— PROBLEM REQUIREMENTS —
Tell how many lines carry the word "ylabel"; the reply is the number and nothing else.

— DATA —
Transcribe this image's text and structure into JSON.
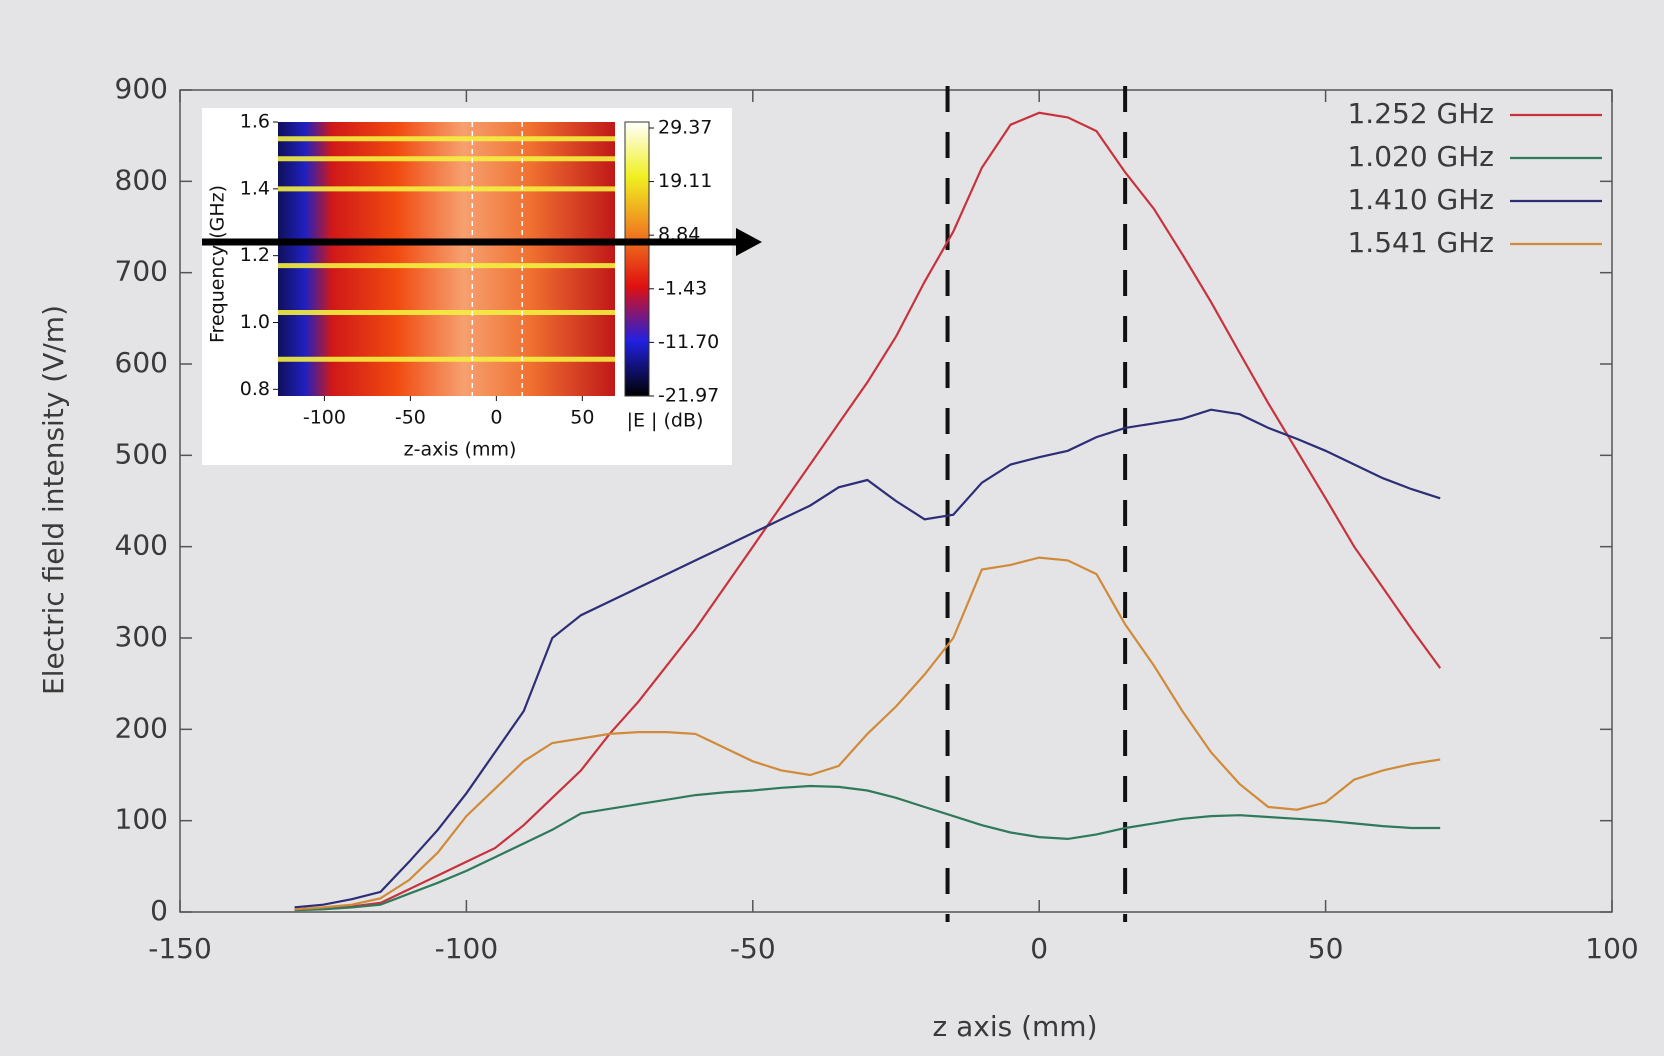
{
  "chart_data": [
    {
      "type": "line",
      "xlabel": "z axis (mm)",
      "ylabel": "Electric field intensity (V/m)",
      "x": [
        -130,
        -125,
        -120,
        -115,
        -110,
        -105,
        -100,
        -95,
        -90,
        -85,
        -80,
        -75,
        -70,
        -65,
        -60,
        -55,
        -50,
        -45,
        -40,
        -35,
        -30,
        -25,
        -20,
        -15,
        -10,
        -5,
        0,
        5,
        10,
        15,
        20,
        25,
        30,
        35,
        40,
        45,
        50,
        55,
        60,
        65,
        70
      ],
      "series": [
        {
          "name": "1.252 GHz",
          "color": "#c8323c",
          "values": [
            3,
            4,
            6,
            10,
            25,
            40,
            55,
            70,
            95,
            125,
            155,
            195,
            230,
            270,
            310,
            355,
            400,
            445,
            490,
            535,
            580,
            630,
            690,
            745,
            815,
            862,
            875,
            870,
            855,
            810,
            770,
            720,
            668,
            612,
            557,
            505,
            453,
            400,
            355,
            310,
            267
          ]
        },
        {
          "name": "1.020 GHz",
          "color": "#2e7a5a",
          "values": [
            2,
            3,
            5,
            8,
            20,
            32,
            45,
            60,
            75,
            90,
            108,
            113,
            118,
            123,
            128,
            131,
            133,
            136,
            138,
            137,
            133,
            125,
            115,
            105,
            95,
            87,
            82,
            80,
            85,
            92,
            97,
            102,
            105,
            106,
            104,
            102,
            100,
            97,
            94,
            92,
            92
          ]
        },
        {
          "name": "1.410 GHz",
          "color": "#2e2e78",
          "values": [
            5,
            8,
            14,
            22,
            55,
            90,
            130,
            175,
            220,
            300,
            325,
            340,
            355,
            370,
            385,
            400,
            415,
            430,
            445,
            465,
            473,
            450,
            430,
            435,
            470,
            490,
            498,
            505,
            520,
            530,
            535,
            540,
            550,
            545,
            530,
            518,
            505,
            490,
            475,
            463,
            453
          ]
        },
        {
          "name": "1.541 GHz",
          "color": "#d08a3a",
          "values": [
            3,
            5,
            8,
            15,
            35,
            65,
            105,
            135,
            165,
            185,
            190,
            195,
            197,
            197,
            195,
            180,
            165,
            155,
            150,
            160,
            195,
            225,
            260,
            300,
            375,
            380,
            388,
            385,
            370,
            315,
            270,
            220,
            175,
            140,
            115,
            112,
            120,
            145,
            155,
            162,
            167
          ]
        }
      ],
      "dashed_lines": [
        -16,
        15
      ],
      "xlim": [
        -150,
        100
      ],
      "ylim": [
        0,
        900
      ],
      "xticks": [
        -150,
        -100,
        -50,
        0,
        50,
        100
      ],
      "yticks": [
        0,
        100,
        200,
        300,
        400,
        500,
        600,
        700,
        800,
        900
      ],
      "legend": "upper right"
    },
    {
      "type": "heatmap",
      "xlabel": "z-axis (mm)",
      "ylabel": "Frequency (GHz)",
      "colorbar_label": "|E | (dB)",
      "xlim": [
        -127,
        69
      ],
      "ylim": [
        0.78,
        1.6
      ],
      "xticks": [
        -100,
        -50,
        0,
        50
      ],
      "yticks": [
        0.8,
        {
          "value": 1,
          "label": "1.0"
        },
        1.2,
        1.4,
        1.6
      ],
      "colorbar_ticks": [
        29.37,
        19.11,
        8.84,
        -1.43,
        {
          "value": -11.7,
          "label": "-11.70"
        },
        -21.97
      ],
      "bright_lines": [
        1.55,
        1.49,
        1.4,
        1.17,
        1.03,
        0.89
      ],
      "dashed_lines": [
        -14,
        15
      ]
    }
  ]
}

— FINAL ANSWER —
2